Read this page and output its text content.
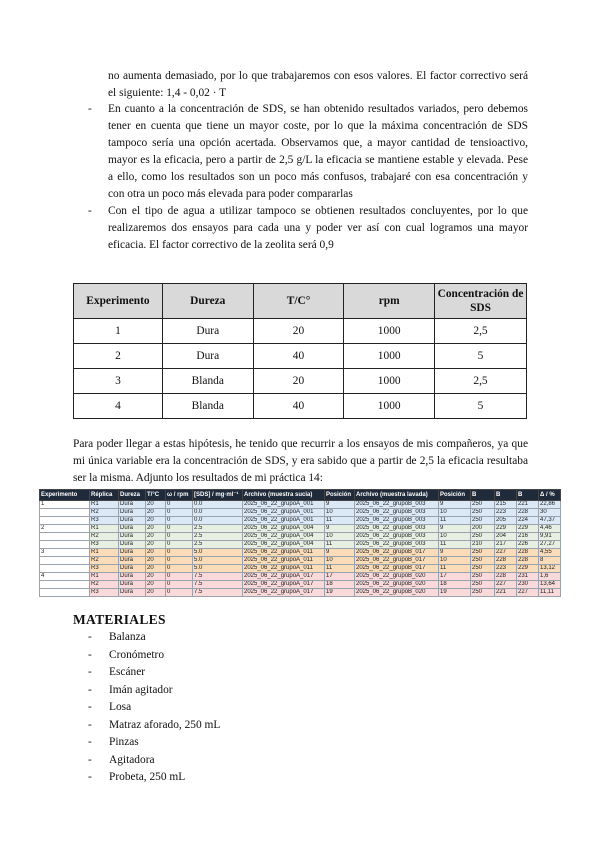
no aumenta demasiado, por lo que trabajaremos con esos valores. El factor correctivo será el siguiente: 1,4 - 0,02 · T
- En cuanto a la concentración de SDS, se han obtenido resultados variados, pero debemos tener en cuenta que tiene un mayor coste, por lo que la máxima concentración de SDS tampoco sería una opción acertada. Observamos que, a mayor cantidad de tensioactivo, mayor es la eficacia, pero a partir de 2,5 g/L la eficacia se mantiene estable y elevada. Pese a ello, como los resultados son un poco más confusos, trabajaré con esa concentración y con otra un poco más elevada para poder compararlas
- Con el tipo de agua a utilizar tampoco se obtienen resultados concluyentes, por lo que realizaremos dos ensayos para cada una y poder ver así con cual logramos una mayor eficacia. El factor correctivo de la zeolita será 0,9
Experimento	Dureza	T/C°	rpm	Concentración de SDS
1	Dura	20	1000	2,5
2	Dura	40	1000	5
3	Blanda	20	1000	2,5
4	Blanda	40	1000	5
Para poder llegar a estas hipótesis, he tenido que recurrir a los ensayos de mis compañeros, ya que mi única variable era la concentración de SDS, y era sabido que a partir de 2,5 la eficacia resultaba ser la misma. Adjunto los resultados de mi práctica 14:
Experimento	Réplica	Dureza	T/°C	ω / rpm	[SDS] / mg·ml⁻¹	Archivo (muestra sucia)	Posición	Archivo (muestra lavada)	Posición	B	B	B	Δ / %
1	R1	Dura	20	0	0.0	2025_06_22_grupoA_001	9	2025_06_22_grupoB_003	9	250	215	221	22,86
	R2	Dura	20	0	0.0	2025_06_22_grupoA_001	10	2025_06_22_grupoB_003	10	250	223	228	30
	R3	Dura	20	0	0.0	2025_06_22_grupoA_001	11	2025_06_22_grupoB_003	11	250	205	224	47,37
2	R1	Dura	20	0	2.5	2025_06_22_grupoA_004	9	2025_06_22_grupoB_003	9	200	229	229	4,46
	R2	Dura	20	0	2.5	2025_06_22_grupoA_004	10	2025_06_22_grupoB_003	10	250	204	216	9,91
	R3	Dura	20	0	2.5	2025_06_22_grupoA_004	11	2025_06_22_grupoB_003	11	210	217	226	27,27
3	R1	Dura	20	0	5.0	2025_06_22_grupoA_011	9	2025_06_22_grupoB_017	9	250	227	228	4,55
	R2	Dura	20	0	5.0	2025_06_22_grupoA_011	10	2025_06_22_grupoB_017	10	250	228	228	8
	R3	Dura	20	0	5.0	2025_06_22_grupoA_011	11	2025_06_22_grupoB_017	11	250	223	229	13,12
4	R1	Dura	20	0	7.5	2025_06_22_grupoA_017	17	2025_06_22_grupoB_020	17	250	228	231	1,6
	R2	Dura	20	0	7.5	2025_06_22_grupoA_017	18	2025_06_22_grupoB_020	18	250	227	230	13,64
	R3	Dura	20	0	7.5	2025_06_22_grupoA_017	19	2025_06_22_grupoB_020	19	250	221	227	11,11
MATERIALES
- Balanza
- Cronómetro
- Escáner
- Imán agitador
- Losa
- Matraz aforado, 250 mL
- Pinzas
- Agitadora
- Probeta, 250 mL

Request> Keep the pictures out of the copy and return the rest of the data above exactly.

Correct response>
Read this page and output its text content.
no aumenta demasiado, por lo que trabajaremos con esos valores. El factor correctivo será el siguiente: 1,4 - 0,02 · T
- En cuanto a la concentración de SDS, se han obtenido resultados variados, pero debemos tener en cuenta que tiene un mayor coste, por lo que la máxima concentración de SDS tampoco sería una opción acertada. Observamos que, a mayor cantidad de tensioactivo, mayor es la eficacia, pero a partir de 2,5 g/L la eficacia se mantiene estable y elevada. Pese a ello, como los resultados son un poco más confusos, trabajaré con esa concentración y con otra un poco más elevada para poder compararlas
- Con el tipo de agua a utilizar tampoco se obtienen resultados concluyentes, por lo que realizaremos dos ensayos para cada una y poder ver así con cual logramos una mayor eficacia. El factor correctivo de la zeolita será 0,9
Experimento	Dureza	T/C°	rpm	Concentración de SDS
1	Dura	20	1000	2,5
2	Dura	40	1000	5
3	Blanda	20	1000	2,5
4	Blanda	40	1000	5
Para poder llegar a estas hipótesis, he tenido que recurrir a los ensayos de mis compañeros, ya que mi única variable era la concentración de SDS, y era sabido que a partir de 2,5 la eficacia resultaba ser la misma. Adjunto los resultados de mi práctica 14:
Experimento	Réplica	Dureza	T/°C	ω / rpm	[SDS] / mg·ml⁻¹	Archivo (muestra sucia)	Posición	Archivo (muestra lavada)	Posición	B	B	B	Δ / %
1	R1	Dura	20	0	0.0	2025_06_22_grupoA_001	9	2025_06_22_grupoB_003	9	250	215	221	22,86
	R2	Dura	20	0	0.0	2025_06_22_grupoA_001	10	2025_06_22_grupoB_003	10	250	223	228	30
	R3	Dura	20	0	0.0	2025_06_22_grupoA_001	11	2025_06_22_grupoB_003	11	250	205	224	47,37
2	R1	Dura	20	0	2.5	2025_06_22_grupoA_004	9	2025_06_22_grupoB_003	9	200	229	229	4,46
	R2	Dura	20	0	2.5	2025_06_22_grupoA_004	10	2025_06_22_grupoB_003	10	250	204	216	9,91
	R3	Dura	20	0	2.5	2025_06_22_grupoA_004	11	2025_06_22_grupoB_003	11	210	217	226	27,27
3	R1	Dura	20	0	5.0	2025_06_22_grupoA_011	9	2025_06_22_grupoB_017	9	250	227	228	4,55
	R2	Dura	20	0	5.0	2025_06_22_grupoA_011	10	2025_06_22_grupoB_017	10	250	228	228	8
	R3	Dura	20	0	5.0	2025_06_22_grupoA_011	11	2025_06_22_grupoB_017	11	250	223	229	13,12
4	R1	Dura	20	0	7.5	2025_06_22_grupoA_017	17	2025_06_22_grupoB_020	17	250	228	231	1,6
	R2	Dura	20	0	7.5	2025_06_22_grupoA_017	18	2025_06_22_grupoB_020	18	250	227	230	13,64
	R3	Dura	20	0	7.5	2025_06_22_grupoA_017	19	2025_06_22_grupoB_020	19	250	221	227	11,11
MATERIALES
- Balanza
- Cronómetro
- Escáner
- Imán agitador
- Losa
- Matraz aforado, 250 mL
- Pinzas
- Agitadora
- Probeta, 250 mL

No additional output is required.